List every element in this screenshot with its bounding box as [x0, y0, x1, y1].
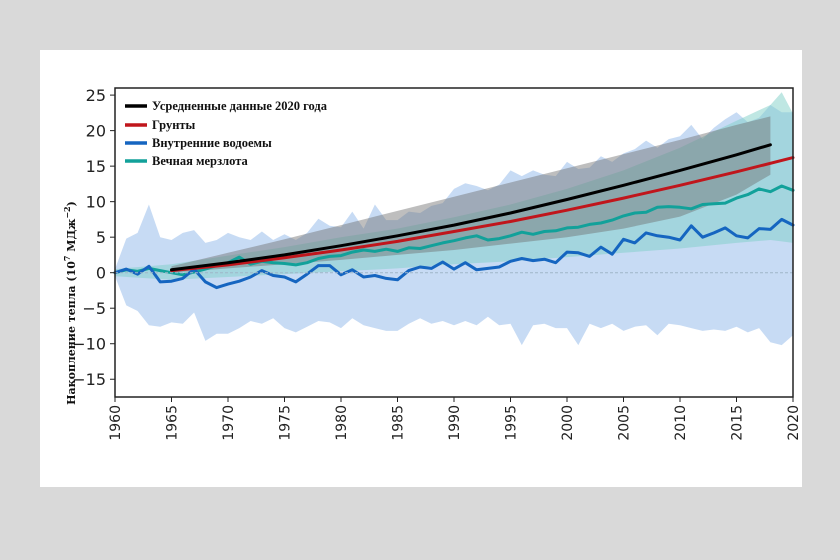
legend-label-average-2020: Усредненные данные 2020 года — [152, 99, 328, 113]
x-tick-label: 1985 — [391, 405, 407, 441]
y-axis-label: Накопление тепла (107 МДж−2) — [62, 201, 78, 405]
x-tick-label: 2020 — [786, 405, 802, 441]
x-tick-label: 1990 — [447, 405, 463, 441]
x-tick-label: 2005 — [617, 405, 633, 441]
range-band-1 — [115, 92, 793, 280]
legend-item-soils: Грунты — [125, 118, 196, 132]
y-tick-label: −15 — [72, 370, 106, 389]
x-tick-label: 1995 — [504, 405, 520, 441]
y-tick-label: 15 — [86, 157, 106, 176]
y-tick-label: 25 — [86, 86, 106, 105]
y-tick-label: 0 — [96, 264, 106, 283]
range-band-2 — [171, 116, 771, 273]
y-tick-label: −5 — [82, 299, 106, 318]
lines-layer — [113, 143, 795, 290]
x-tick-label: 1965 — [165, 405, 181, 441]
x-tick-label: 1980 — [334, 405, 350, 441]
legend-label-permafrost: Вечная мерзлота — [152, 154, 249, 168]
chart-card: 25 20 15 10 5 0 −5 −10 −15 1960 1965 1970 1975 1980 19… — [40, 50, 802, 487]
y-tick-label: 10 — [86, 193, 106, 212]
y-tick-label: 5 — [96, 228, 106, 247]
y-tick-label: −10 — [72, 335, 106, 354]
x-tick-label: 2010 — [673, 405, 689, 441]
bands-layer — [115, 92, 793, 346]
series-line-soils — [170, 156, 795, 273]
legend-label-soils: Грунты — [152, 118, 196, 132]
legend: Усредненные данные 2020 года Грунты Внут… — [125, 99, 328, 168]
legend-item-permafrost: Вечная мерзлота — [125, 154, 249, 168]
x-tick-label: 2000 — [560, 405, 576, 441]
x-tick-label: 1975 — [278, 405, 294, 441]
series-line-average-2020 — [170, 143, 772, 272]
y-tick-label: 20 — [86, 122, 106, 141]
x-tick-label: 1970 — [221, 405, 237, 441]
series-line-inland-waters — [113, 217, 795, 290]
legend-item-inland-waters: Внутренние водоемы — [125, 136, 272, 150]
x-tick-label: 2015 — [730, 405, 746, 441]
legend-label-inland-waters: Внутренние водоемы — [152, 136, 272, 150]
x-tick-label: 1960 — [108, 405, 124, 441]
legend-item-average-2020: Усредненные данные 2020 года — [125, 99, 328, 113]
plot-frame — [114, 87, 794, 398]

- EXERCISE DETAILS
Repeat every row above word for word, leaving out the picture.

- EXERCISE RESPONSE
List every element in this screenshot with its bounding box as [x0, y0, x1, y1].
legend-label-average-2020: Усредненные данные 2020 года — [152, 99, 328, 113]
x-tick-label: 1985 — [391, 405, 407, 441]
y-axis-label: Накопление тепла (107 МДж−2) — [62, 201, 78, 405]
x-tick-label: 2020 — [786, 405, 802, 441]
x-tick-label: 1990 — [447, 405, 463, 441]
x-tick-label: 2005 — [617, 405, 633, 441]
range-band-1 — [115, 92, 793, 280]
legend-item-soils: Грунты — [125, 118, 196, 132]
y-tick-label: −15 — [72, 370, 106, 389]
x-tick-label: 1995 — [504, 405, 520, 441]
y-tick-label: 15 — [86, 157, 106, 176]
y-tick-label: 25 — [86, 86, 106, 105]
y-tick-label: 0 — [96, 264, 106, 283]
range-band-2 — [171, 116, 771, 273]
y-tick-label: −5 — [82, 299, 106, 318]
lines-layer — [113, 143, 795, 290]
x-tick-label: 1965 — [165, 405, 181, 441]
x-tick-label: 1980 — [334, 405, 350, 441]
legend-label-permafrost: Вечная мерзлота — [152, 154, 249, 168]
chart-card: 25 20 15 10 5 0 −5 −10 −15 1960 1965 1970 1975 1980 19… — [40, 50, 802, 487]
y-tick-label: 10 — [86, 193, 106, 212]
y-tick-label: 5 — [96, 228, 106, 247]
y-tick-label: −10 — [72, 335, 106, 354]
x-tick-label: 2010 — [673, 405, 689, 441]
bands-layer — [115, 92, 793, 346]
series-line-soils — [170, 156, 795, 273]
legend-label-soils: Грунты — [152, 118, 196, 132]
legend: Усредненные данные 2020 года Грунты Внут… — [125, 99, 328, 168]
legend-item-permafrost: Вечная мерзлота — [125, 154, 249, 168]
x-tick-label: 2000 — [560, 405, 576, 441]
x-tick-label: 1975 — [278, 405, 294, 441]
series-line-average-2020 — [170, 143, 772, 272]
y-tick-label: 20 — [86, 122, 106, 141]
x-tick-label: 1970 — [221, 405, 237, 441]
series-line-inland-waters — [113, 217, 795, 290]
legend-item-inland-waters: Внутренние водоемы — [125, 136, 272, 150]
x-tick-label: 2015 — [730, 405, 746, 441]
legend-label-inland-waters: Внутренние водоемы — [152, 136, 272, 150]
x-tick-label: 1960 — [108, 405, 124, 441]
legend-item-average-2020: Усредненные данные 2020 года — [125, 99, 328, 113]
plot-frame — [114, 87, 794, 398]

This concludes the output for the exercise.